• **TEXT TO READ**:
(begin)
UNITED24 - Make a charitable donation in support of Ukraine!

Weapons of Mass Destruction (WMD)

USIS Washington File

09 May 2000

Text: Sen. Craig Thomas May 9 on Taiwan Security Enhancement Act

(Thomas opposes Act, says China is changing for the better) (3400)
Amidst the rising crescendo of debate over the vote later this month
over granting China permanent Normal Trade Relations (NTR) status,
Senator Craig Thomas (Republican of Wyoming), the chairman of the
Senate Foreign Relations Subcommittee on East Asian and Pacific
Affairs, sees long-term progress in U.S.-China relations.
"I believe that U.S.-China relations have been improving over the past
20 years," Thomas said in a May 9 speech at the Woodrow Wilson Center
in Washington D.C. as part of a conference entitled "U.S.-China
Relations since the End of the Cold War."
"You can't unilaterally isolate a country like China," Thomas said.
"Cut off trade, and the European Union is more than happy to step in
and sell China airbuses in place of our Boeings."
The Wyoming Republican said the best way to influence China "is to
engage it."
The central issue for U.S.-China relations in the future will be
Taiwan, he said.
The East Asian and Pacific Affairs Subcommittee chairman warned
against the Taiwan Security Enhancement Act, which passed the House of
Representatives overwhelmingly earlier this year.
To have a stable U.S.-China relationship over the coming decade, the
Wyoming lawmaker said, it will be necessary to build a stable
Taiwan-China relationship.
Following is the text of the Senator's remarks:
(begin text)
UNITED STATES SENATE
Washington DC 20510
SPEECH BY SENATOR CRAIG THOMAS, CHAIRMAN
SUBCOMMITTEE ON EAST ASIAN AND PACIFIC AFFAIRS
MAY 9, 2000
As the Chairman of the Subcommittee on East Asian and Pacific Affairs,
I have some twenty-five countries with which I work. Of those, without
a doubt, the most important and the most potentially troublesome is
the People's Republic of China; and that will continue to be the case
in the region long after I have left the Senate.
For those of you familiar with the lunar calendar, the year 2000 is a
dragon year. In fact, it is a double dragon year -- a rare
intersection of the Chinese zodiac cycle that happens only once every
sixty years. It is an interesting coincidence that this new century,
in which I believe China will play an increasingly visible and
important role on the world stage, begins under the sign of the dragon
-- the symbol of China.
With the Soviet Union and the Cold War having been relegated to the
past, we find ourselves left in a different world with the United
States as the sole superpower. But while the players may have changed,
the stage has not. We still live in a world where countries have
competing, and often conflicting, national and regional interests.
Just by virtue of its size and population alone, China is the 600
pound gorilla in Asia; the end of the Cold War has done nothing to
alter that fact; and the other major player in Asia currently is the
United States. And when you take into account our different cultures,
our different systems of government, and our different interests, it
would be naive not to recognize that at some point those interests are
going to somehow collide.
(end)
• **STATED EXERCISE**:
According to the text on Senator Thomas's speech, how often does a double dragon year occur?

• **SUPPLIED RECORDS**:
(begin)
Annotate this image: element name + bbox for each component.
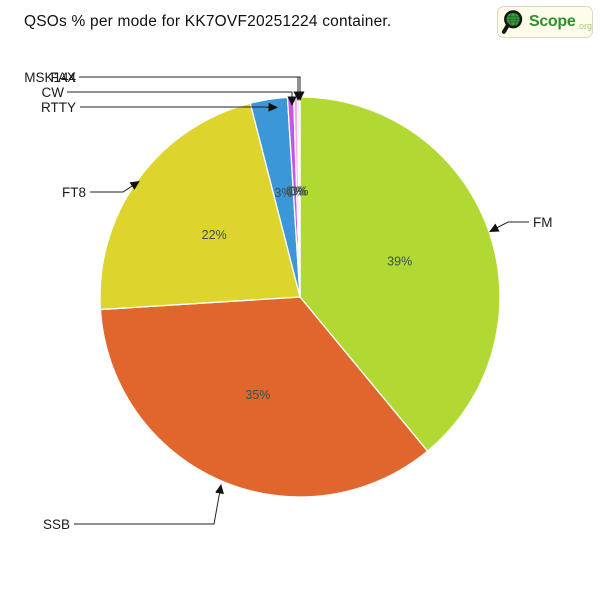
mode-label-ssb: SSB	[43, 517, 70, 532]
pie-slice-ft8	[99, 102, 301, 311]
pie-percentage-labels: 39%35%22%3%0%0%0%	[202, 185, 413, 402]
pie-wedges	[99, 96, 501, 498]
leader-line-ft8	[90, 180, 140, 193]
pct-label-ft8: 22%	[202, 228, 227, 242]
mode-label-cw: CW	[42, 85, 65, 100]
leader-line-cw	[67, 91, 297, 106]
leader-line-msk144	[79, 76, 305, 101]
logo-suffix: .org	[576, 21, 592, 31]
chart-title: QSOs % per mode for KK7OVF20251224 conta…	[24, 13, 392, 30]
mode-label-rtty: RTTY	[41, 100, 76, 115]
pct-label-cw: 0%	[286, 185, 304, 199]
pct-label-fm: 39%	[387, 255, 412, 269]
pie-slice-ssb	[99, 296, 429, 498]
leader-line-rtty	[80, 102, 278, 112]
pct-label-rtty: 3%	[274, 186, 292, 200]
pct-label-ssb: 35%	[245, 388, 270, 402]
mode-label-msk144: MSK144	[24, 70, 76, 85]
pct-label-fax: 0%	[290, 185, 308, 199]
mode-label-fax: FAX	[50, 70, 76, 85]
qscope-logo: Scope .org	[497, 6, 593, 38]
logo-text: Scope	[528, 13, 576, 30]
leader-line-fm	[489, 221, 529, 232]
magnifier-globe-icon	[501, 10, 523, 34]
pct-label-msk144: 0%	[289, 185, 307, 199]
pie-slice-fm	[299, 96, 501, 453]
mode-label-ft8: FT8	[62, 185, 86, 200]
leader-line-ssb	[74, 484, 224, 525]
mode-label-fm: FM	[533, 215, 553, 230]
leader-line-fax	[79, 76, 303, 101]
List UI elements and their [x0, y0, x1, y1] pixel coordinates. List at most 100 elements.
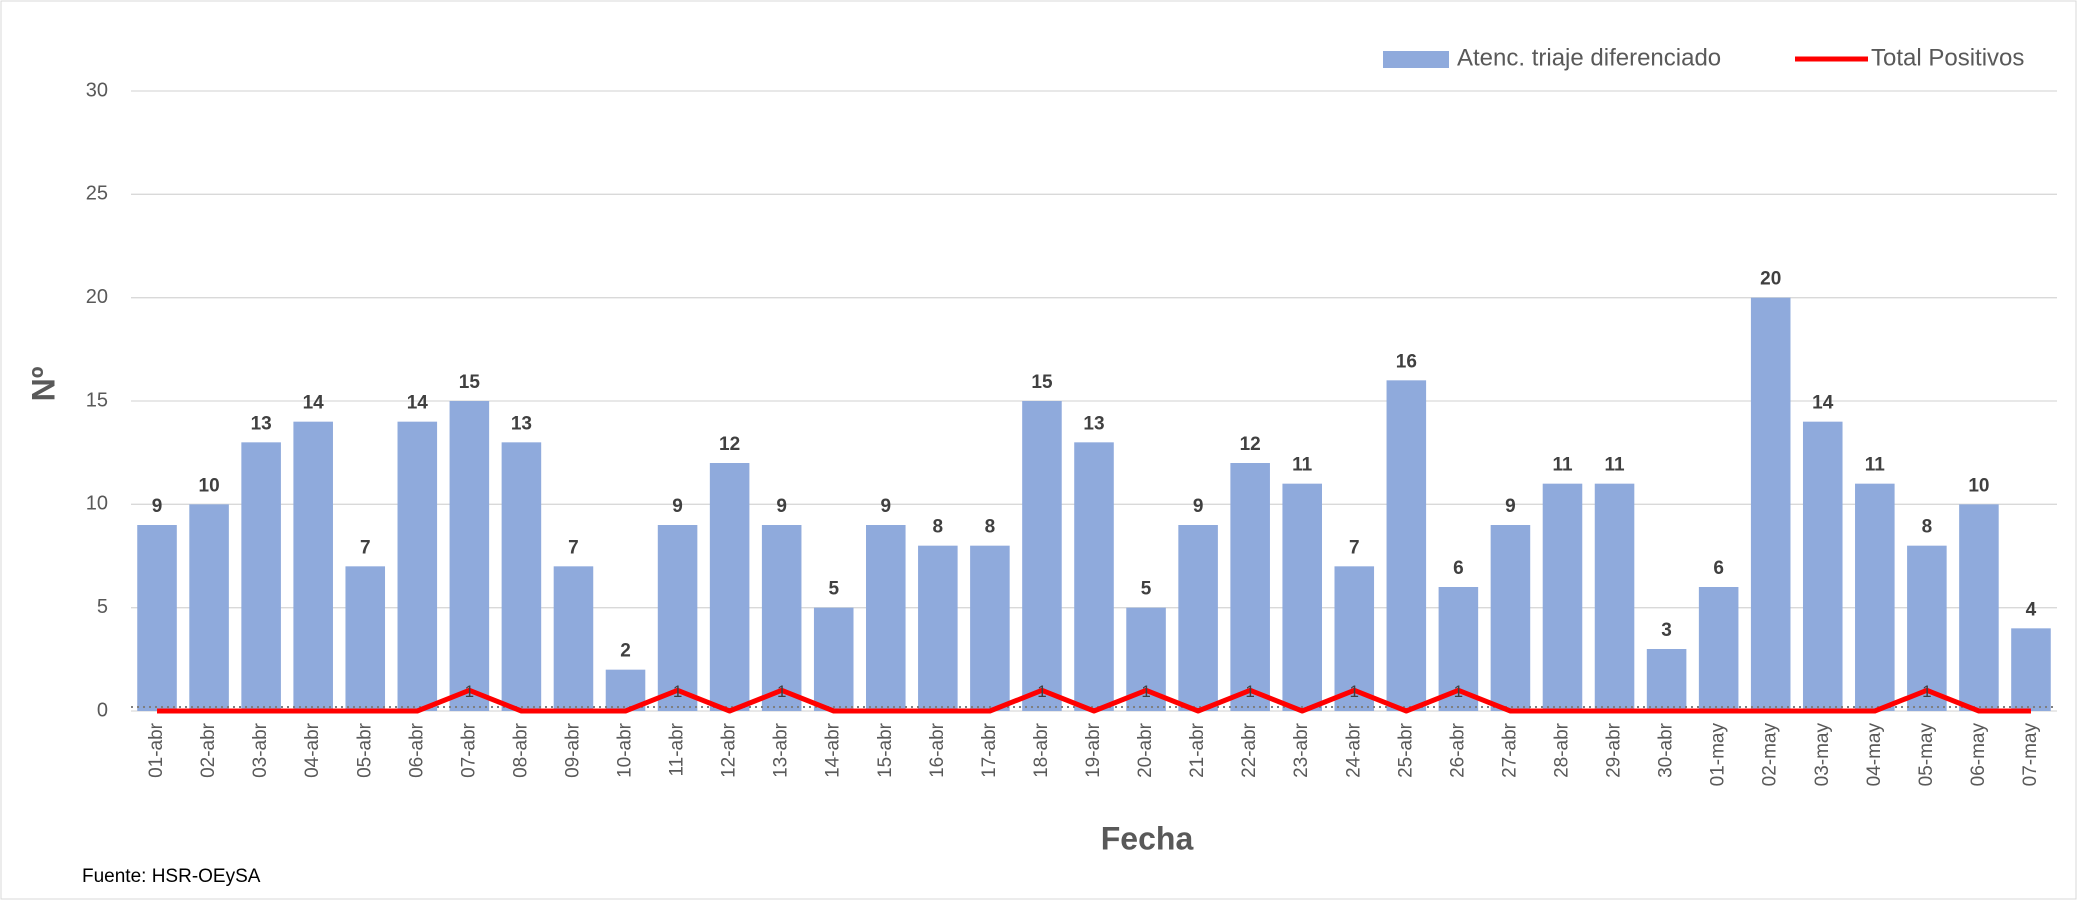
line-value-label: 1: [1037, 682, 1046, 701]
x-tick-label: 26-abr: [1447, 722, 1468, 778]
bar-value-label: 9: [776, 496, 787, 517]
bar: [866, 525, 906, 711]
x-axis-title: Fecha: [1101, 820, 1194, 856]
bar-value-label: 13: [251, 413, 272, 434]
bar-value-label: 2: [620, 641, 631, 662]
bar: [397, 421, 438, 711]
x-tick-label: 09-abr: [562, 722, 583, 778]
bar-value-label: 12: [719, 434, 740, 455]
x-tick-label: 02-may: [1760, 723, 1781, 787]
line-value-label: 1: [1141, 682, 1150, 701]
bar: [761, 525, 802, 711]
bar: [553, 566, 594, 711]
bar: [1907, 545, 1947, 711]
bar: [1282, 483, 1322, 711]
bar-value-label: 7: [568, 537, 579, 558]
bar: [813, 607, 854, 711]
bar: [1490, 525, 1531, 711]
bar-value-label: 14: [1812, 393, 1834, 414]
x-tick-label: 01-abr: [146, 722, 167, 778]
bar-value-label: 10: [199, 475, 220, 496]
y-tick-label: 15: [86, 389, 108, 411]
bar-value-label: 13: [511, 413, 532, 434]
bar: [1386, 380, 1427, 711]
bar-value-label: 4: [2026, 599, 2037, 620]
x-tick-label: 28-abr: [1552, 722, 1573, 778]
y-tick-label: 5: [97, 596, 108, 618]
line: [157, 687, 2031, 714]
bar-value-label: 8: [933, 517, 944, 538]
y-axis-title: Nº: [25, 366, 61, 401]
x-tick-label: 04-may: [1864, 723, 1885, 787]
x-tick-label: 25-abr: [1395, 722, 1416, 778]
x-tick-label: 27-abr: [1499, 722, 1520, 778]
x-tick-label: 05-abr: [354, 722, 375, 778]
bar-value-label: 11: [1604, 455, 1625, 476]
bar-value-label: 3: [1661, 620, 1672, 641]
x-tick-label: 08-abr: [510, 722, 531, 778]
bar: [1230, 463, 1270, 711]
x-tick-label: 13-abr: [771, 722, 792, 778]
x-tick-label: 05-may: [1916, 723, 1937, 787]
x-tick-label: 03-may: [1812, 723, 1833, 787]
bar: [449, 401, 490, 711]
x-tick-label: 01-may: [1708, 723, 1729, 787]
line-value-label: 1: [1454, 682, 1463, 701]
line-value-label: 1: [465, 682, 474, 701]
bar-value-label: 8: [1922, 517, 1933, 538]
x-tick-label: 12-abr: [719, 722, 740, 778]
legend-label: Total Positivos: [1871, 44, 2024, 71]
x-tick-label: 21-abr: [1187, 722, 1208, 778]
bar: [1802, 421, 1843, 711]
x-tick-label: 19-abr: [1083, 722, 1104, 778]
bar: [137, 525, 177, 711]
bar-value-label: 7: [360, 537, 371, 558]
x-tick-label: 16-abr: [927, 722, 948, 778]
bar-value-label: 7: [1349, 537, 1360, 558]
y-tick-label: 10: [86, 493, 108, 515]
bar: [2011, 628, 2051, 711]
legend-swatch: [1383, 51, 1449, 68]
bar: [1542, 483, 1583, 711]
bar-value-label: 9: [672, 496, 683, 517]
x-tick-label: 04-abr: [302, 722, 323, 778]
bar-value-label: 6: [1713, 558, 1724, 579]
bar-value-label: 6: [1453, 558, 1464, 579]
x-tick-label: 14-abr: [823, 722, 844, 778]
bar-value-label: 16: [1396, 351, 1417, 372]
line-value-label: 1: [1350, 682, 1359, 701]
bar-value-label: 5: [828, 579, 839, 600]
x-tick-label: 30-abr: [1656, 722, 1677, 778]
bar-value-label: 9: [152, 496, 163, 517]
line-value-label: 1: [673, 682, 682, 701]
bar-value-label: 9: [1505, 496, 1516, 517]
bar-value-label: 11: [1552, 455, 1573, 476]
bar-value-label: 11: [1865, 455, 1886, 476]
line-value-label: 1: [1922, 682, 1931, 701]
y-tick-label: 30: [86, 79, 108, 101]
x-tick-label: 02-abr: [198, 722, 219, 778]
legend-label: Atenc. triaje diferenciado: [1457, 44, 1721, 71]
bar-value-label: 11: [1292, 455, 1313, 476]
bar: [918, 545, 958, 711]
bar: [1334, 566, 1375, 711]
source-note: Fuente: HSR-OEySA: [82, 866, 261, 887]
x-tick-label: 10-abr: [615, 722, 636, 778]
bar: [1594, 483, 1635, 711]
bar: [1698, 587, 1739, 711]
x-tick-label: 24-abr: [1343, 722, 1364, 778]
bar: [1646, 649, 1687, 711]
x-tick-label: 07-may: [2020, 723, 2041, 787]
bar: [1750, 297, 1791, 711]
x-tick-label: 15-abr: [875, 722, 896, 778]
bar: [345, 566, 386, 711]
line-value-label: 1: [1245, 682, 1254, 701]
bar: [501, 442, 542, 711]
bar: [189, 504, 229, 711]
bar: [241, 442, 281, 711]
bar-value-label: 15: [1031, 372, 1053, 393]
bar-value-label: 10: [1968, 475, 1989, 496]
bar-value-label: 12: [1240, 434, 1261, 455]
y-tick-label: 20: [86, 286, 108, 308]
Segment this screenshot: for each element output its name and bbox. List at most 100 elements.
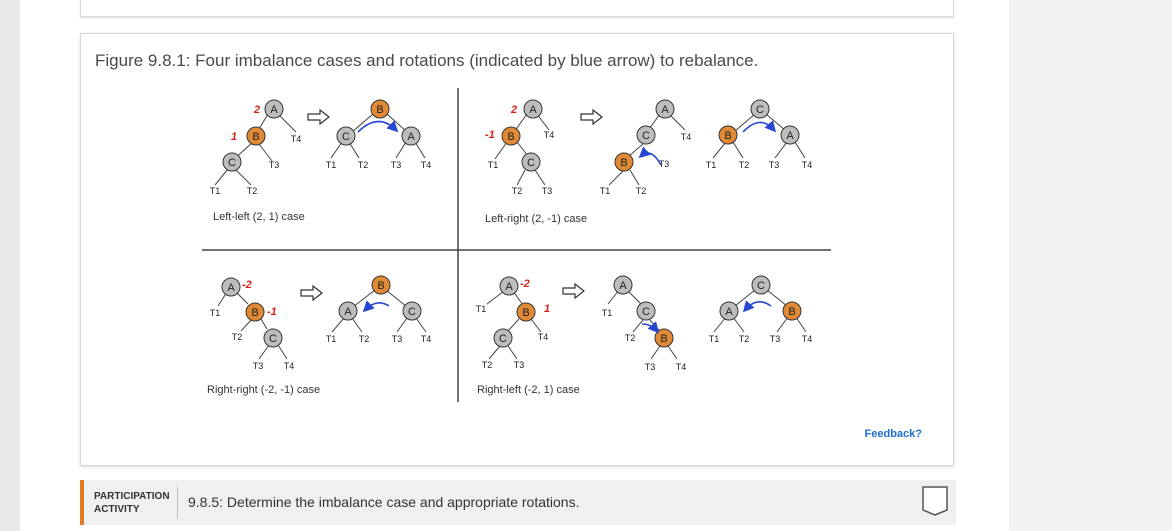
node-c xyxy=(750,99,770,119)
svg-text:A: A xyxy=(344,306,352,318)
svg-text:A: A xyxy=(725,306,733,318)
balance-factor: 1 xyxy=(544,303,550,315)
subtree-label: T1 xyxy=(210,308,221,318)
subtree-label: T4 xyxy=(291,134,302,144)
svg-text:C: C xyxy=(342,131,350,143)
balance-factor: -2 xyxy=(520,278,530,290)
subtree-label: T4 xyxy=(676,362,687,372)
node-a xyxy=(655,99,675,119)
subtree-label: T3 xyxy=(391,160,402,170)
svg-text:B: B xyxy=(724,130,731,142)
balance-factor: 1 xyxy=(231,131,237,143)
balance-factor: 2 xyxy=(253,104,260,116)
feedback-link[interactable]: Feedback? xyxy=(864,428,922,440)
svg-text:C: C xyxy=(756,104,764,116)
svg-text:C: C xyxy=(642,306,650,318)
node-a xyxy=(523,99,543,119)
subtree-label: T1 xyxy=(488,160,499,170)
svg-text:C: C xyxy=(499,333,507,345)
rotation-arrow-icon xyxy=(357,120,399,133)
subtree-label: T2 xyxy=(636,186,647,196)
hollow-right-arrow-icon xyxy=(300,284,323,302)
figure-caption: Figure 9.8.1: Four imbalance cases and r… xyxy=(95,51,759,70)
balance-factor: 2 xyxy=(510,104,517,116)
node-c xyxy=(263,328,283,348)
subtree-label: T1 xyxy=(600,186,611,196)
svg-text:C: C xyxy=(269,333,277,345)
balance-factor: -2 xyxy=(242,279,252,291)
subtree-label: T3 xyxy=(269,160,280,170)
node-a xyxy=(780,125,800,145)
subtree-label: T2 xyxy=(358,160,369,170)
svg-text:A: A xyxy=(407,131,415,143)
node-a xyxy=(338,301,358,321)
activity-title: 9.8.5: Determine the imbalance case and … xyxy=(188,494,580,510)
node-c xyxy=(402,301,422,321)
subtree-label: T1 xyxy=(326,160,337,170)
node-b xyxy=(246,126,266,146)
(end)
• **RESULT BELOW**:
Once every sixty years.